How many lines in these records hold the string "oder"? State only that number.

Stored data:
───
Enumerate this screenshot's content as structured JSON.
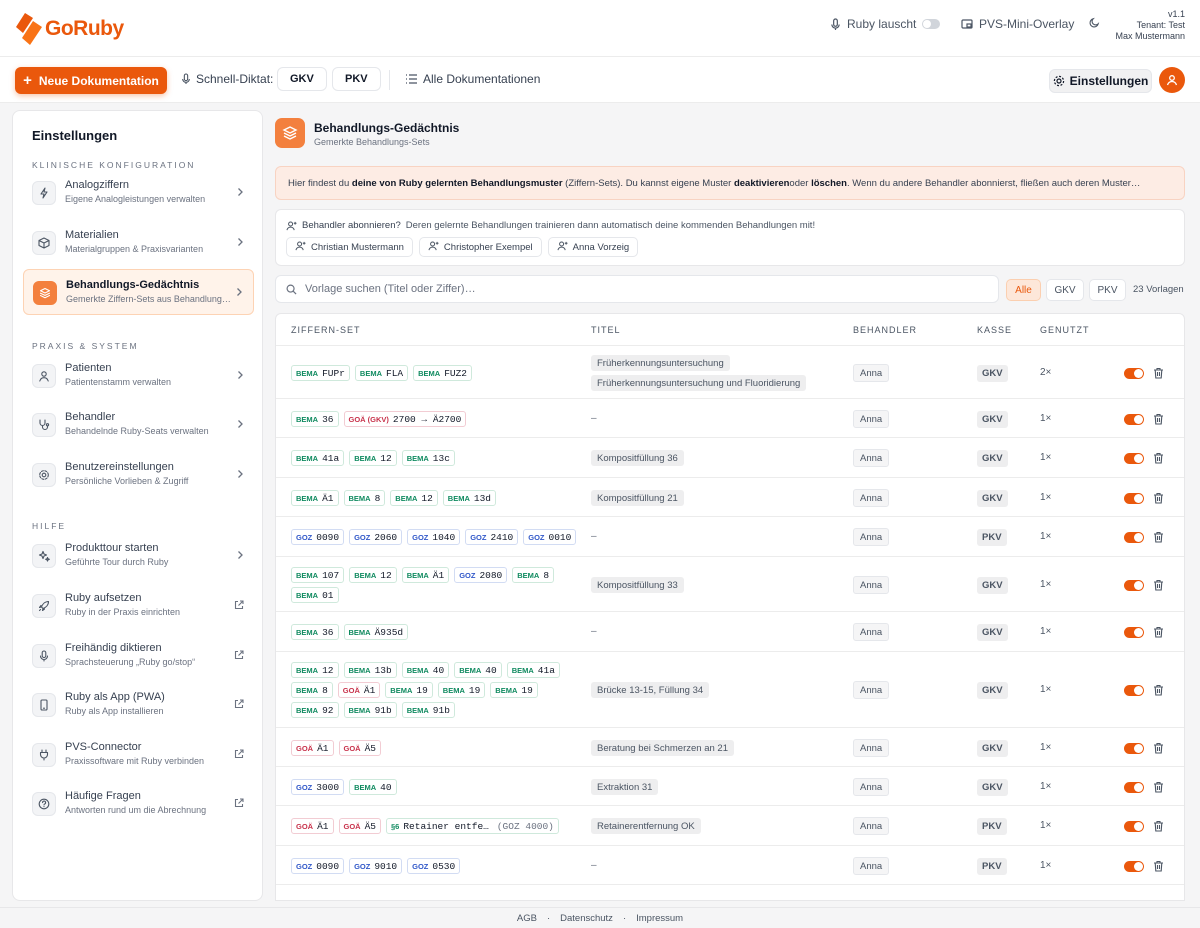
{
  "app": {
    "name": "GoRuby",
    "brand_color": "#ea580c"
  },
  "topbar": {
    "listen_label": "Ruby lauscht",
    "overlay_label": "PVS-Mini-Overlay",
    "version": "v1.1",
    "tenant": "Tenant: Test",
    "user": "Max Mustermann"
  },
  "toolbar": {
    "new_doc_label": "Neue Dokumentation",
    "quick_dictate_label": "Schnell-Diktat:",
    "gkv_label": "GKV",
    "pkv_label": "PKV",
    "all_docs_label": "Alle Dokumentationen",
    "settings_label": "Einstellungen"
  },
  "sidebar": {
    "title": "Einstellungen",
    "sections": [
      {
        "title": "KLINISCHE KONFIGURATION",
        "items": [
          {
            "label": "Analogziffern",
            "sub": "Eigene Analogleistungen verwalten",
            "icon": "bolt-icon",
            "trail": "chevron"
          },
          {
            "label": "Materialien",
            "sub": "Materialgruppen & Praxisvarianten",
            "icon": "box-icon",
            "trail": "chevron"
          },
          {
            "label": "Behandlungs-Gedächtnis",
            "sub": "Gemerkte Ziffern-Sets aus Behandlungen",
            "icon": "layers-icon",
            "trail": "chevron",
            "active": true
          }
        ]
      },
      {
        "title": "PRAXIS & SYSTEM",
        "items": [
          {
            "label": "Patienten",
            "sub": "Patientenstamm verwalten",
            "icon": "user-icon",
            "trail": "chevron"
          },
          {
            "label": "Behandler",
            "sub": "Behandelnde Ruby-Seats verwalten",
            "icon": "stethoscope-icon",
            "trail": "chevron"
          },
          {
            "label": "Benutzereinstellungen",
            "sub": "Persönliche Vorlieben & Zugriff",
            "icon": "gear-icon",
            "trail": "chevron"
          }
        ]
      },
      {
        "title": "HILFE",
        "items": [
          {
            "label": "Produkttour starten",
            "sub": "Geführte Tour durch Ruby",
            "icon": "sparkles-icon",
            "trail": "chevron"
          },
          {
            "label": "Ruby aufsetzen",
            "sub": "Ruby in der Praxis einrichten",
            "icon": "rocket-icon",
            "trail": "external"
          },
          {
            "label": "Freihändig diktieren",
            "sub": "Sprachsteuerung „Ruby go/stop“",
            "icon": "mic-icon",
            "trail": "external"
          },
          {
            "label": "Ruby als App (PWA)",
            "sub": "Ruby als App installieren",
            "icon": "phone-icon",
            "trail": "external"
          },
          {
            "label": "PVS-Connector",
            "sub": "Praxissoftware mit Ruby verbinden",
            "icon": "plug-icon",
            "trail": "external"
          },
          {
            "label": "Häufige Fragen",
            "sub": "Antworten rund um die Abrechnung",
            "icon": "question-icon",
            "trail": "external"
          }
        ]
      }
    ]
  },
  "page": {
    "title": "Behandlungs-Gedächtnis",
    "subtitle": "Gemerkte Behandlungs-Sets",
    "info_parts": [
      {
        "t": "Hier findest du ",
        "b": false
      },
      {
        "t": "deine von Ruby gelernten Behandlungsmuster",
        "b": true
      },
      {
        "t": " (Ziffern-Sets). Du kannst eigene Muster ",
        "b": false
      },
      {
        "t": "deaktivieren",
        "b": true
      },
      {
        "t": "oder ",
        "b": false
      },
      {
        "t": "löschen",
        "b": true
      },
      {
        "t": ". Wenn du andere Behandler abonnierst, fließen auch deren Muster…",
        "b": false
      }
    ],
    "subscribe_label": "Behandler abonnieren?",
    "subscribe_text": "Deren gelernte Behandlungen trainieren dann automatisch deine kommenden Behandlungen mit!",
    "subscribe_people": [
      "Christian Mustermann",
      "Christopher Exempel",
      "Anna Vorzeig"
    ],
    "search_placeholder": "Vorlage suchen (Titel oder Ziffer)…",
    "filters": [
      "Alle",
      "GKV",
      "PKV"
    ],
    "active_filter": "Alle",
    "count_label": "23 Vorlagen"
  },
  "table": {
    "headers": [
      "ZIFFERN-SET",
      "TITEL",
      "BEHANDLER",
      "KASSE",
      "GENUTZT"
    ],
    "rows": [
      {
        "codes": [
          [
            "BEMA",
            "FUPr"
          ],
          [
            "BEMA",
            "FLA"
          ],
          [
            "BEMA",
            "FUZ2"
          ]
        ],
        "titles": [
          "Früherkennungsuntersuchung",
          "Früherkennungsuntersuchung und Fluoridierung"
        ],
        "behandler": "Anna",
        "kasse": "GKV",
        "used": "2×",
        "active": true
      },
      {
        "codes": [
          [
            "BEMA",
            "36"
          ],
          [
            "GOÄ (GKV)",
            "2700 → Ä2700"
          ]
        ],
        "titles": [],
        "behandler": "Anna",
        "kasse": "GKV",
        "used": "1×",
        "active": true
      },
      {
        "codes": [
          [
            "BEMA",
            "41a"
          ],
          [
            "BEMA",
            "12"
          ],
          [
            "BEMA",
            "13c"
          ]
        ],
        "titles": [
          "Kompositfüllung 36"
        ],
        "behandler": "Anna",
        "kasse": "GKV",
        "used": "1×",
        "active": true
      },
      {
        "codes": [
          [
            "BEMA",
            "Ä1"
          ],
          [
            "BEMA",
            "8"
          ],
          [
            "BEMA",
            "12"
          ],
          [
            "BEMA",
            "13d"
          ]
        ],
        "titles": [
          "Kompositfüllung 21"
        ],
        "behandler": "Anna",
        "kasse": "GKV",
        "used": "1×",
        "active": true
      },
      {
        "codes": [
          [
            "GOZ",
            "0090"
          ],
          [
            "GOZ",
            "2060"
          ],
          [
            "GOZ",
            "1040"
          ],
          [
            "GOZ",
            "2410"
          ],
          [
            "GOZ",
            "0010"
          ]
        ],
        "titles": [],
        "behandler": "Anna",
        "kasse": "PKV",
        "used": "1×",
        "active": true
      },
      {
        "codes": [
          [
            "BEMA",
            "107"
          ],
          [
            "BEMA",
            "12"
          ],
          [
            "BEMA",
            "Ä1"
          ],
          [
            "GOZ",
            "2080"
          ],
          [
            "BEMA",
            "8"
          ],
          [
            "BEMA",
            "01"
          ]
        ],
        "titles": [
          "Kompositfüllung 33"
        ],
        "behandler": "Anna",
        "kasse": "GKV",
        "used": "1×",
        "active": true
      },
      {
        "codes": [
          [
            "BEMA",
            "36"
          ],
          [
            "BEMA",
            "Ä935d"
          ]
        ],
        "titles": [],
        "behandler": "Anna",
        "kasse": "GKV",
        "used": "1×",
        "active": true
      },
      {
        "codes": [
          [
            "BEMA",
            "12"
          ],
          [
            "BEMA",
            "13b"
          ],
          [
            "BEMA",
            "40"
          ],
          [
            "BEMA",
            "40"
          ],
          [
            "BEMA",
            "41a"
          ],
          [
            "BEMA",
            "8"
          ],
          [
            "GOÄ",
            "Ä1"
          ],
          [
            "BEMA",
            "19"
          ],
          [
            "BEMA",
            "19"
          ],
          [
            "BEMA",
            "19"
          ],
          [
            "BEMA",
            "92"
          ],
          [
            "BEMA",
            "91b"
          ],
          [
            "BEMA",
            "91b"
          ]
        ],
        "titles": [
          "Brücke 13-15, Füllung 34"
        ],
        "behandler": "Anna",
        "kasse": "GKV",
        "used": "1×",
        "active": true
      },
      {
        "codes": [
          [
            "GOÄ",
            "Ä1"
          ],
          [
            "GOÄ",
            "Ä5"
          ]
        ],
        "titles": [
          "Beratung bei Schmerzen an 21"
        ],
        "behandler": "Anna",
        "kasse": "GKV",
        "used": "1×",
        "active": true
      },
      {
        "codes": [
          [
            "GOZ",
            "3000"
          ],
          [
            "BEMA",
            "40"
          ]
        ],
        "titles": [
          "Extraktion 31"
        ],
        "behandler": "Anna",
        "kasse": "GKV",
        "used": "1×",
        "active": true
      },
      {
        "codes": [
          [
            "GOÄ",
            "Ä1"
          ],
          [
            "GOÄ",
            "Ä5"
          ],
          [
            "§6",
            "Retainer entfe…",
            "(GOZ 4000)"
          ]
        ],
        "titles": [
          "Retainerentfernung OK"
        ],
        "behandler": "Anna",
        "kasse": "PKV",
        "used": "1×",
        "active": true
      },
      {
        "codes": [
          [
            "GOZ",
            "0090"
          ],
          [
            "GOZ",
            "9010"
          ],
          [
            "GOZ",
            "0530"
          ]
        ],
        "titles": [],
        "behandler": "Anna",
        "kasse": "PKV",
        "used": "1×",
        "active": true
      }
    ],
    "empty_title": "–"
  },
  "footer": {
    "links": [
      "AGB",
      "Datenschutz",
      "Impressum"
    ],
    "sep": "·"
  }
}
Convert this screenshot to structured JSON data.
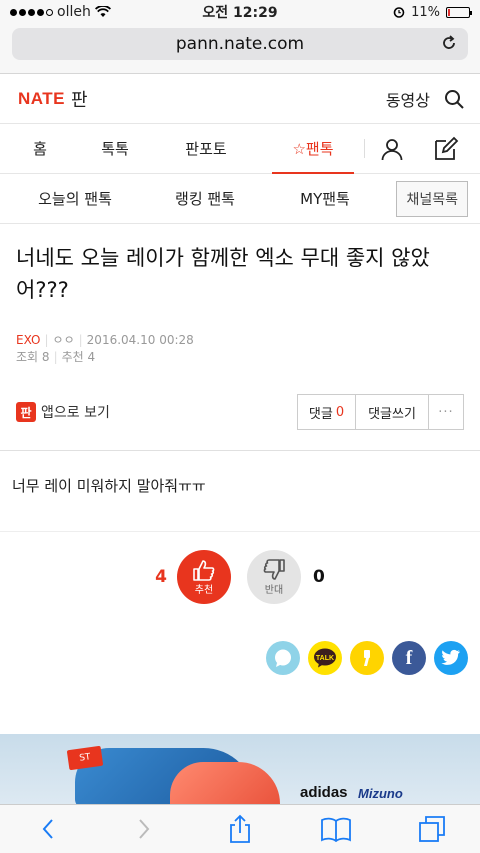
{
  "status_bar": {
    "carrier": "olleh",
    "time": "오전 12:29",
    "battery": "11%",
    "battery_level": 0.11
  },
  "browser": {
    "url": "pann.nate.com"
  },
  "header": {
    "logo_brand": "NATE",
    "logo_service": "판",
    "video_label": "동영상"
  },
  "main_nav": {
    "tabs": [
      "홈",
      "톡톡",
      "판포토",
      "☆팬톡"
    ],
    "active": "☆팬톡"
  },
  "sub_nav": {
    "items": [
      "오늘의 팬톡",
      "랭킹 팬톡",
      "MY팬톡"
    ],
    "channel_button": "채널목록"
  },
  "article": {
    "title": "너네도 오늘 레이가 함께한 엑소 무대 좋지 않았어???",
    "category": "EXO",
    "author": "ㅇㅇ",
    "date": "2016.04.10 00:28",
    "views_label": "조회",
    "views": "8",
    "recommend_label": "추천",
    "recommend": "4",
    "body": "너무 레이 미워하지 말아줘ㅠㅠ"
  },
  "actions": {
    "app_icon": "판",
    "app_view": "앱으로 보기",
    "comment_label": "댓글",
    "comment_count": "0",
    "write_comment": "댓글쓰기",
    "more": "···"
  },
  "vote": {
    "up_count": "4",
    "up_label": "추천",
    "down_count": "0",
    "down_label": "반대"
  },
  "share": {
    "kakao_label": "TALK",
    "facebook_label": "f"
  },
  "ad": {
    "tag": "ST",
    "brand1": "adidas",
    "brand2": "Mizuno"
  },
  "colors": {
    "accent": "#e8351e"
  }
}
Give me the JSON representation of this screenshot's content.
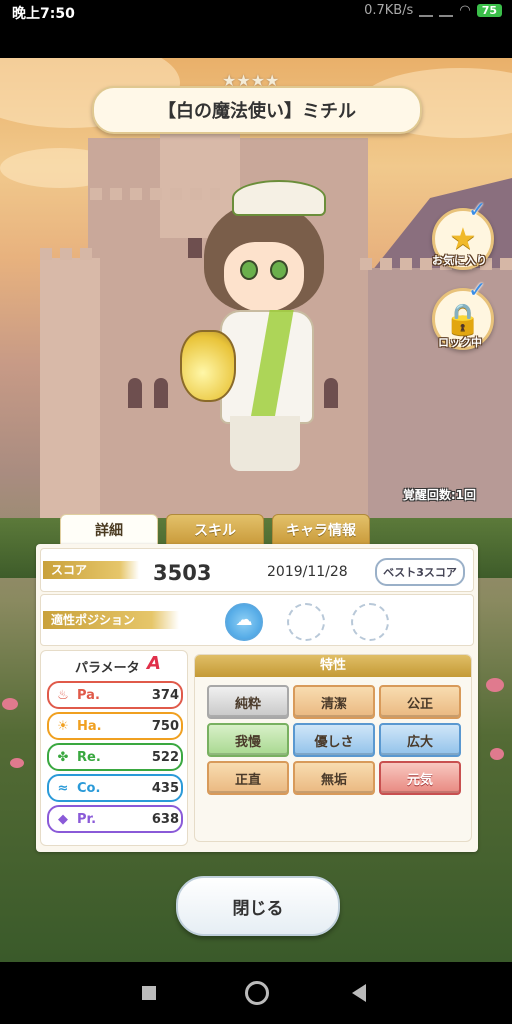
{
  "status": {
    "time": "晚上7:50",
    "net": "0.7KB/s",
    "battery": "75"
  },
  "card": {
    "rarity_stars": "★★★★",
    "name": "【白の魔法使い】ミチル"
  },
  "side": {
    "favorite_label": "お気に入り",
    "lock_label": "ロック中",
    "awakening": "覚醒回数:1回"
  },
  "tabs": [
    {
      "label": "詳細",
      "active": true
    },
    {
      "label": "スキル",
      "active": false
    },
    {
      "label": "キャラ情報",
      "active": false
    }
  ],
  "score": {
    "label": "スコア",
    "value": "3503",
    "date": "2019/11/28",
    "best3_button": "ベスト3スコア"
  },
  "position": {
    "label": "適性ポジション"
  },
  "params": {
    "title": "パラメータ",
    "rank": "A",
    "stats": [
      {
        "abbr": "Pa.",
        "value": "374",
        "color": "#e05a4a",
        "icon": "flame-icon"
      },
      {
        "abbr": "Ha.",
        "value": "750",
        "color": "#f0a020",
        "icon": "sun-icon"
      },
      {
        "abbr": "Re.",
        "value": "522",
        "color": "#3aa840",
        "icon": "clover-icon"
      },
      {
        "abbr": "Co.",
        "value": "435",
        "color": "#2a9ad8",
        "icon": "wave-icon"
      },
      {
        "abbr": "Pr.",
        "value": "638",
        "color": "#8a5ad8",
        "icon": "diamond-icon"
      }
    ]
  },
  "traits": {
    "title": "特性",
    "items": [
      "純粋",
      "清潔",
      "公正",
      "我慢",
      "優しさ",
      "広大",
      "正直",
      "無垢",
      "元気"
    ]
  },
  "close_button": "閉じる"
}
───
- Finished exercise: 2